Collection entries
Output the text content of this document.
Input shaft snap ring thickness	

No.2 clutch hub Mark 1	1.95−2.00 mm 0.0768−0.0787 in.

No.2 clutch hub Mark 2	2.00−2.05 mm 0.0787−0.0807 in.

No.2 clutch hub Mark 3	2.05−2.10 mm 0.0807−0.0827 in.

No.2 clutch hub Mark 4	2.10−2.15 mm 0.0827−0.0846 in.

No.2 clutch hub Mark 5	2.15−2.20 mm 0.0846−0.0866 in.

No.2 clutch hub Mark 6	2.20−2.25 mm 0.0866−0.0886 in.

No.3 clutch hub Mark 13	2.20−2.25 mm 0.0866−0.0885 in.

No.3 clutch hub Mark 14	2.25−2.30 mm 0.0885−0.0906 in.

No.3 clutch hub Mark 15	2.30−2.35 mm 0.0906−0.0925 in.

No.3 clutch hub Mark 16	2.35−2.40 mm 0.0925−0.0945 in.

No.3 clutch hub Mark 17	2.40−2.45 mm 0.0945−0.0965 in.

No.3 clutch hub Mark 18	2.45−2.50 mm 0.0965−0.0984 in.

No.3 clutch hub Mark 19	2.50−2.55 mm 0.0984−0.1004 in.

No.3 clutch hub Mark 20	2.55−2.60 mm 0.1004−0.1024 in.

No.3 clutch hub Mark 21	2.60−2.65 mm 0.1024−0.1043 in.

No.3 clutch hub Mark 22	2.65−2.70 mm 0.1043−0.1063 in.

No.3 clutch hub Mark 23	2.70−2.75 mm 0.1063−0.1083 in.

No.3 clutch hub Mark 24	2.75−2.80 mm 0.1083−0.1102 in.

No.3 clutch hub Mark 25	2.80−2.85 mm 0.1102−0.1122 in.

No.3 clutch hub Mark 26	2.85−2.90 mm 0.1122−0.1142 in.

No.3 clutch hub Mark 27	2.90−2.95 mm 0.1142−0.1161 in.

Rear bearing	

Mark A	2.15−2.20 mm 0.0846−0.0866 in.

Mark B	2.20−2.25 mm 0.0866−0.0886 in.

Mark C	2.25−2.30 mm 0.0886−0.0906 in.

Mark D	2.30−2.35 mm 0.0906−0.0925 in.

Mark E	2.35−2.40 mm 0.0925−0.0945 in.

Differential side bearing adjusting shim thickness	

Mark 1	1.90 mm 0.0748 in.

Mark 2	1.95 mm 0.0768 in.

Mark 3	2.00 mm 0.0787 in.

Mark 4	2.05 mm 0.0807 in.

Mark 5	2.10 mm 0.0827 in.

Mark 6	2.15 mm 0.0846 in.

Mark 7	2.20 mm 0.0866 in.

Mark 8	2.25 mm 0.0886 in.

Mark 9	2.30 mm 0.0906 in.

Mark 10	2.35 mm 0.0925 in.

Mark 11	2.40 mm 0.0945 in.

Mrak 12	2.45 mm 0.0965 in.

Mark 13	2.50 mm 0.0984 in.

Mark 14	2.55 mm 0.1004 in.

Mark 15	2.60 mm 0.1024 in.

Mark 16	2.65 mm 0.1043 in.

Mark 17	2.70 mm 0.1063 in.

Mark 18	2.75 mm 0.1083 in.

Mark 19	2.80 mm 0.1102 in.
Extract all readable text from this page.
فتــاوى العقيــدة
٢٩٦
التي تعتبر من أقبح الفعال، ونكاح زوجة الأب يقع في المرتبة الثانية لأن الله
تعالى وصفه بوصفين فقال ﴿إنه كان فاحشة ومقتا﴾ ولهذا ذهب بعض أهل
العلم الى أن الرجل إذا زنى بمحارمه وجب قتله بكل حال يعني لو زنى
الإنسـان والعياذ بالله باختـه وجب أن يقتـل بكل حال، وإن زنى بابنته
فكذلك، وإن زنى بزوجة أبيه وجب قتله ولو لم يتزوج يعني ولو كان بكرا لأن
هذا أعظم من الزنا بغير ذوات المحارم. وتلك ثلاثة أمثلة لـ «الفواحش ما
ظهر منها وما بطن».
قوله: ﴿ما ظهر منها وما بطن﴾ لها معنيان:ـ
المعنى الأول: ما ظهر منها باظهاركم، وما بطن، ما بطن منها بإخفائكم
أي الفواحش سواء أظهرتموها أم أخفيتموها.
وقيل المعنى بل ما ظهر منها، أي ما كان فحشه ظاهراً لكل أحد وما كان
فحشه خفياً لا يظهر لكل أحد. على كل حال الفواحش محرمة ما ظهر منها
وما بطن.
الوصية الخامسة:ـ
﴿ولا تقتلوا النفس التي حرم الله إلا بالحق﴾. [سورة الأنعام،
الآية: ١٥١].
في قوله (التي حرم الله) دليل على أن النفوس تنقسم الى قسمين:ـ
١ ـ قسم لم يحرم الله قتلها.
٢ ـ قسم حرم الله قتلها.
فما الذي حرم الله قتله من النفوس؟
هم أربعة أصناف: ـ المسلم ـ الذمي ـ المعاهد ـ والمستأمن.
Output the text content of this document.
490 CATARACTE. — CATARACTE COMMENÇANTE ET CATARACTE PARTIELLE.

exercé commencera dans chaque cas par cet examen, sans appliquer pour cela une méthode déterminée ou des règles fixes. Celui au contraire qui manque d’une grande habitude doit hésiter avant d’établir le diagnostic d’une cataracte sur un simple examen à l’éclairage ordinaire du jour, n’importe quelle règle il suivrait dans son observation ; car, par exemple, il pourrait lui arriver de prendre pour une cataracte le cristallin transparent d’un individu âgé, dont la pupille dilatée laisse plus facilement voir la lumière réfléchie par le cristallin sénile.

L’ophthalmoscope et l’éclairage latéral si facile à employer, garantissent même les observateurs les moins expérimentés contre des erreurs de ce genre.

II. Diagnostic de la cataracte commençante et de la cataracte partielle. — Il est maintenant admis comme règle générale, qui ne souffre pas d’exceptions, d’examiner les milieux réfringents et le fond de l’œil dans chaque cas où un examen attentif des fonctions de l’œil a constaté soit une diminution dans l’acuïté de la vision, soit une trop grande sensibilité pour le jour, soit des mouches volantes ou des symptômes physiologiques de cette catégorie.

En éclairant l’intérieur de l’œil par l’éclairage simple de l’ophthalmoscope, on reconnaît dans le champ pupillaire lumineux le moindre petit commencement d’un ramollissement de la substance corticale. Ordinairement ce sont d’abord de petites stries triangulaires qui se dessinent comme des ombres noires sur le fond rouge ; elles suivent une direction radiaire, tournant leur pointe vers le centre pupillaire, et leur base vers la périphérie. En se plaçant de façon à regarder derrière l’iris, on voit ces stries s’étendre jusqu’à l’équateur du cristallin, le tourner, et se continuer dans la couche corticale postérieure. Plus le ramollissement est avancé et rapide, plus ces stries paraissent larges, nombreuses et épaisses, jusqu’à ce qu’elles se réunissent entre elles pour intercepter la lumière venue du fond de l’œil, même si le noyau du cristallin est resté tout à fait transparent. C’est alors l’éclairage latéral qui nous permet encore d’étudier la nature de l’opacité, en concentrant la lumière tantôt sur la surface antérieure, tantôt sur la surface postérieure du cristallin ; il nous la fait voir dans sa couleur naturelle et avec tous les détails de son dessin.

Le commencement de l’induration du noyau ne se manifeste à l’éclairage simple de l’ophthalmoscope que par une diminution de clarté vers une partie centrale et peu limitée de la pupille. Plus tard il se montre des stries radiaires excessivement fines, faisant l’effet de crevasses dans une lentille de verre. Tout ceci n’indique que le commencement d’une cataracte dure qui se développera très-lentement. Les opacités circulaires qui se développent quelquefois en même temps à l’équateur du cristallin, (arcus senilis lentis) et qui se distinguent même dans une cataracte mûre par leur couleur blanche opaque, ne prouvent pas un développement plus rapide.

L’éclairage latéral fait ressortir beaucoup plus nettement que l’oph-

**EXERCISE PROMPT:** Give the records above again, word for word.

**SOLUTION BELOW:**
Output the text content of this document.
Input shaft snap ring thickness	

No.2 clutch hub Mark 1	1.95−2.00 mm 0.0768−0.0787 in.

No.2 clutch hub Mark 2	2.00−2.05 mm 0.0787−0.0807 in.

No.2 clutch hub Mark 3	2.05−2.10 mm 0.0807−0.0827 in.

No.2 clutch hub Mark 4	2.10−2.15 mm 0.0827−0.0846 in.

No.2 clutch hub Mark 5	2.15−2.20 mm 0.0846−0.0866 in.

No.2 clutch hub Mark 6	2.20−2.25 mm 0.0866−0.0886 in.

No.3 clutch hub Mark 13	2.20−2.25 mm 0.0866−0.0885 in.

No.3 clutch hub Mark 14	2.25−2.30 mm 0.0885−0.0906 in.

No.3 clutch hub Mark 15	2.30−2.35 mm 0.0906−0.0925 in.

No.3 clutch hub Mark 16	2.35−2.40 mm 0.0925−0.0945 in.

No.3 clutch hub Mark 17	2.40−2.45 mm 0.0945−0.0965 in.

No.3 clutch hub Mark 18	2.45−2.50 mm 0.0965−0.0984 in.

No.3 clutch hub Mark 19	2.50−2.55 mm 0.0984−0.1004 in.

No.3 clutch hub Mark 20	2.55−2.60 mm 0.1004−0.1024 in.

No.3 clutch hub Mark 21	2.60−2.65 mm 0.1024−0.1043 in.

No.3 clutch hub Mark 22	2.65−2.70 mm 0.1043−0.1063 in.

No.3 clutch hub Mark 23	2.70−2.75 mm 0.1063−0.1083 in.

No.3 clutch hub Mark 24	2.75−2.80 mm 0.1083−0.1102 in.

No.3 clutch hub Mark 25	2.80−2.85 mm 0.1102−0.1122 in.

No.3 clutch hub Mark 26	2.85−2.90 mm 0.1122−0.1142 in.

No.3 clutch hub Mark 27	2.90−2.95 mm 0.1142−0.1161 in.

Rear bearing	

Mark A	2.15−2.20 mm 0.0846−0.0866 in.

Mark B	2.20−2.25 mm 0.0866−0.0886 in.

Mark C	2.25−2.30 mm 0.0886−0.0906 in.

Mark D	2.30−2.35 mm 0.0906−0.0925 in.

Mark E	2.35−2.40 mm 0.0925−0.0945 in.

Differential side bearing adjusting shim thickness	

Mark 1	1.90 mm 0.0748 in.

Mark 2	1.95 mm 0.0768 in.

Mark 3	2.00 mm 0.0787 in.

Mark 4	2.05 mm 0.0807 in.

Mark 5	2.10 mm 0.0827 in.

Mark 6	2.15 mm 0.0846 in.

Mark 7	2.20 mm 0.0866 in.

Mark 8	2.25 mm 0.0886 in.

Mark 9	2.30 mm 0.0906 in.

Mark 10	2.35 mm 0.0925 in.

Mark 11	2.40 mm 0.0945 in.

Mrak 12	2.45 mm 0.0965 in.

Mark 13	2.50 mm 0.0984 in.

Mark 14	2.55 mm 0.1004 in.

Mark 15	2.60 mm 0.1024 in.

Mark 16	2.65 mm 0.1043 in.

Mark 17	2.70 mm 0.1063 in.

Mark 18	2.75 mm 0.1083 in.

Mark 19	2.80 mm 0.1102 in.
Extract all readable text from this page.
فتــاوى العقيــدة
٢٩٦
التي تعتبر من أقبح الفعال، ونكاح زوجة الأب يقع في المرتبة الثانية لأن الله
تعالى وصفه بوصفين فقال ﴿إنه كان فاحشة ومقتا﴾ ولهذا ذهب بعض أهل
العلم الى أن الرجل إذا زنى بمحارمه وجب قتله بكل حال يعني لو زنى
الإنسـان والعياذ بالله باختـه وجب أن يقتـل بكل حال، وإن زنى بابنته
فكذلك، وإن زنى بزوجة أبيه وجب قتله ولو لم يتزوج يعني ولو كان بكرا لأن
هذا أعظم من الزنا بغير ذوات المحارم. وتلك ثلاثة أمثلة لـ «الفواحش ما
ظهر منها وما بطن».
قوله: ﴿ما ظهر منها وما بطن﴾ لها معنيان:ـ
المعنى الأول: ما ظهر منها باظهاركم، وما بطن، ما بطن منها بإخفائكم
أي الفواحش سواء أظهرتموها أم أخفيتموها.
وقيل المعنى بل ما ظهر منها، أي ما كان فحشه ظاهراً لكل أحد وما كان
فحشه خفياً لا يظهر لكل أحد. على كل حال الفواحش محرمة ما ظهر منها
وما بطن.
الوصية الخامسة:ـ
﴿ولا تقتلوا النفس التي حرم الله إلا بالحق﴾. [سورة الأنعام،
الآية: ١٥١].
في قوله (التي حرم الله) دليل على أن النفوس تنقسم الى قسمين:ـ
١ ـ قسم لم يحرم الله قتلها.
٢ ـ قسم حرم الله قتلها.
فما الذي حرم الله قتله من النفوس؟
هم أربعة أصناف: ـ المسلم ـ الذمي ـ المعاهد ـ والمستأمن.
Output the text content of this document.
490 CATARACTE. — CATARACTE COMMENÇANTE ET CATARACTE PARTIELLE.

exercé commencera dans chaque cas par cet examen, sans appliquer pour cela une méthode déterminée ou des règles fixes. Celui au contraire qui manque d’une grande habitude doit hésiter avant d’établir le diagnostic d’une cataracte sur un simple examen à l’éclairage ordinaire du jour, n’importe quelle règle il suivrait dans son observation ; car, par exemple, il pourrait lui arriver de prendre pour une cataracte le cristallin transparent d’un individu âgé, dont la pupille dilatée laisse plus facilement voir la lumière réfléchie par le cristallin sénile.

L’ophthalmoscope et l’éclairage latéral si facile à employer, garantissent même les observateurs les moins expérimentés contre des erreurs de ce genre.

II. Diagnostic de la cataracte commençante et de la cataracte partielle. — Il est maintenant admis comme règle générale, qui ne souffre pas d’exceptions, d’examiner les milieux réfringents et le fond de l’œil dans chaque cas où un examen attentif des fonctions de l’œil a constaté soit une diminution dans l’acuïté de la vision, soit une trop grande sensibilité pour le jour, soit des mouches volantes ou des symptômes physiologiques de cette catégorie.

En éclairant l’intérieur de l’œil par l’éclairage simple de l’ophthalmoscope, on reconnaît dans le champ pupillaire lumineux le moindre petit commencement d’un ramollissement de la substance corticale. Ordinairement ce sont d’abord de petites stries triangulaires qui se dessinent comme des ombres noires sur le fond rouge ; elles suivent une direction radiaire, tournant leur pointe vers le centre pupillaire, et leur base vers la périphérie. En se plaçant de façon à regarder derrière l’iris, on voit ces stries s’étendre jusqu’à l’équateur du cristallin, le tourner, et se continuer dans la couche corticale postérieure. Plus le ramollissement est avancé et rapide, plus ces stries paraissent larges, nombreuses et épaisses, jusqu’à ce qu’elles se réunissent entre elles pour intercepter la lumière venue du fond de l’œil, même si le noyau du cristallin est resté tout à fait transparent. C’est alors l’éclairage latéral qui nous permet encore d’étudier la nature de l’opacité, en concentrant la lumière tantôt sur la surface antérieure, tantôt sur la surface postérieure du cristallin ; il nous la fait voir dans sa couleur naturelle et avec tous les détails de son dessin.

Le commencement de l’induration du noyau ne se manifeste à l’éclairage simple de l’ophthalmoscope que par une diminution de clarté vers une partie centrale et peu limitée de la pupille. Plus tard il se montre des stries radiaires excessivement fines, faisant l’effet de crevasses dans une lentille de verre. Tout ceci n’indique que le commencement d’une cataracte dure qui se développera très-lentement. Les opacités circulaires qui se développent quelquefois en même temps à l’équateur du cristallin, (arcus senilis lentis) et qui se distinguent même dans une cataracte mûre par leur couleur blanche opaque, ne prouvent pas un développement plus rapide.

L’éclairage latéral fait ressortir beaucoup plus nettement que l’oph-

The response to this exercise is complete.